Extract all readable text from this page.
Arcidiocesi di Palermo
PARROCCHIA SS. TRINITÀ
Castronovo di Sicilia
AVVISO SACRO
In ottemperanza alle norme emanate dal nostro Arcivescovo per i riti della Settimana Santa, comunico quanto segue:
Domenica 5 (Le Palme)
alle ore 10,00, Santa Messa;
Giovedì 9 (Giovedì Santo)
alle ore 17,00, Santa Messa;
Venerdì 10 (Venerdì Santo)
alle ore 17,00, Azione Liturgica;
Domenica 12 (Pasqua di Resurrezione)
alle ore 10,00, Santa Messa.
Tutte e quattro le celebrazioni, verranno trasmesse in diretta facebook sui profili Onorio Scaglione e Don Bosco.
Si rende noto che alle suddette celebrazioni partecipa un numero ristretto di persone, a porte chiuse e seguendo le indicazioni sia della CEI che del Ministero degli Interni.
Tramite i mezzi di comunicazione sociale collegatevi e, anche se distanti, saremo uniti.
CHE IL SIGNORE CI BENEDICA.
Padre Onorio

---------------

Print the whole listing exactly as it is.

Response below =>
Extract all readable text from this page.
Arcidiocesi di Palermo
PARROCCHIA SS. TRINITÀ
Castronovo di Sicilia
AVVISO SACRO
In ottemperanza alle norme emanate dal nostro Arcivescovo per i riti della Settimana Santa, comunico quanto segue:
Domenica 5 (Le Palme)
alle ore 10,00, Santa Messa;
Giovedì 9 (Giovedì Santo)
alle ore 17,00, Santa Messa;
Venerdì 10 (Venerdì Santo)
alle ore 17,00, Azione Liturgica;
Domenica 12 (Pasqua di Resurrezione)
alle ore 10,00, Santa Messa.
Tutte e quattro le celebrazioni, verranno trasmesse in diretta facebook sui profili Onorio Scaglione e Don Bosco.
Si rende noto che alle suddette celebrazioni partecipa un numero ristretto di persone, a porte chiuse e seguendo le indicazioni sia della CEI che del Ministero degli Interni.
Tramite i mezzi di comunicazione sociale collegatevi e, anche se distanti, saremo uniti.
CHE IL SIGNORE CI BENEDICA.
Padre Onorio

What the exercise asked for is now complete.